When transcribing the entries, keep each one exactly as it is.

** RAW DATA follows **

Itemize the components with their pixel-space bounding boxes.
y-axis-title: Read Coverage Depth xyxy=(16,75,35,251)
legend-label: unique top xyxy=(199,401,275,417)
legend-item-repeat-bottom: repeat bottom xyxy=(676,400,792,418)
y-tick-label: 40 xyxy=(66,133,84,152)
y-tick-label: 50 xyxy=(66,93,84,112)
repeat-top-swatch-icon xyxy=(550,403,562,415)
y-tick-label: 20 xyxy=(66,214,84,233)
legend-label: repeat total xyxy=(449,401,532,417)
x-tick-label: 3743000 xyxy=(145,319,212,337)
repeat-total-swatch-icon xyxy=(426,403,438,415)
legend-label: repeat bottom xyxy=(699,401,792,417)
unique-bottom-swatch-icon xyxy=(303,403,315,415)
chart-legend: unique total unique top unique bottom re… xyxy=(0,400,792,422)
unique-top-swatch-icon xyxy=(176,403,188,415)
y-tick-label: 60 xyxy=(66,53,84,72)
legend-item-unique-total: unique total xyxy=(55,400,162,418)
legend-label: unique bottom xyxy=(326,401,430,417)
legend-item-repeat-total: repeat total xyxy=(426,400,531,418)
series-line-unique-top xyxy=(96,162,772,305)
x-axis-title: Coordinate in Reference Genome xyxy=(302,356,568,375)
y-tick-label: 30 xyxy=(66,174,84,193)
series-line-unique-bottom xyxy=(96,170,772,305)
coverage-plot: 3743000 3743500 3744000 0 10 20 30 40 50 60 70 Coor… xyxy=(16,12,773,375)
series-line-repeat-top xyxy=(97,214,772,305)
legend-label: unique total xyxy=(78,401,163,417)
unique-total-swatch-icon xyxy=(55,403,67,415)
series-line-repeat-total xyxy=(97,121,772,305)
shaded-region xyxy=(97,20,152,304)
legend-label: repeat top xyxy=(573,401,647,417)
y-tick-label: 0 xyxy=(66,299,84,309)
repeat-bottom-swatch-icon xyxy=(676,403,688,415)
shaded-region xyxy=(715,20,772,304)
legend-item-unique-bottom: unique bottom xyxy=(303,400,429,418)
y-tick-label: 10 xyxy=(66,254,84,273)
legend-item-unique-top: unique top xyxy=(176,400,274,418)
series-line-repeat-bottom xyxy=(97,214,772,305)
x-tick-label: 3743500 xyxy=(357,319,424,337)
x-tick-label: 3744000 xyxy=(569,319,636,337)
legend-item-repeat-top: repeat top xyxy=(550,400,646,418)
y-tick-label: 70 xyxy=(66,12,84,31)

** End of RAW DATA **

ANSWER TO THIS TASK:
Itemize the components with their pixel-space bounding boxes.
y-axis-title: Read Coverage Depth xyxy=(16,75,35,251)
legend-label: unique top xyxy=(199,401,275,417)
legend-item-repeat-bottom: repeat bottom xyxy=(676,400,792,418)
y-tick-label: 40 xyxy=(66,133,84,152)
y-tick-label: 50 xyxy=(66,93,84,112)
repeat-top-swatch-icon xyxy=(550,403,562,415)
y-tick-label: 20 xyxy=(66,214,84,233)
legend-label: repeat total xyxy=(449,401,532,417)
x-tick-label: 3743000 xyxy=(145,319,212,337)
repeat-total-swatch-icon xyxy=(426,403,438,415)
legend-label: repeat bottom xyxy=(699,401,792,417)
unique-bottom-swatch-icon xyxy=(303,403,315,415)
chart-legend: unique total unique top unique bottom re… xyxy=(0,400,792,422)
unique-top-swatch-icon xyxy=(176,403,188,415)
y-tick-label: 60 xyxy=(66,53,84,72)
legend-item-unique-total: unique total xyxy=(55,400,162,418)
legend-label: unique bottom xyxy=(326,401,430,417)
legend-item-repeat-total: repeat total xyxy=(426,400,531,418)
series-line-unique-top xyxy=(96,162,772,305)
x-axis-title: Coordinate in Reference Genome xyxy=(302,356,568,375)
y-tick-label: 30 xyxy=(66,174,84,193)
series-line-unique-bottom xyxy=(96,170,772,305)
coverage-plot: 3743000 3743500 3744000 0 10 20 30 40 50 60 70 Coor… xyxy=(16,12,773,375)
series-line-repeat-top xyxy=(97,214,772,305)
legend-label: unique total xyxy=(78,401,163,417)
unique-total-swatch-icon xyxy=(55,403,67,415)
series-line-repeat-total xyxy=(97,121,772,305)
shaded-region xyxy=(97,20,152,304)
legend-label: repeat top xyxy=(573,401,647,417)
y-tick-label: 0 xyxy=(66,299,84,309)
repeat-bottom-swatch-icon xyxy=(676,403,688,415)
shaded-region xyxy=(715,20,772,304)
legend-item-unique-bottom: unique bottom xyxy=(303,400,429,418)
y-tick-label: 10 xyxy=(66,254,84,273)
legend-item-unique-top: unique top xyxy=(176,400,274,418)
series-line-repeat-bottom xyxy=(97,214,772,305)
x-tick-label: 3743500 xyxy=(357,319,424,337)
x-tick-label: 3744000 xyxy=(569,319,636,337)
legend-item-repeat-top: repeat top xyxy=(550,400,646,418)
y-tick-label: 70 xyxy=(66,12,84,31)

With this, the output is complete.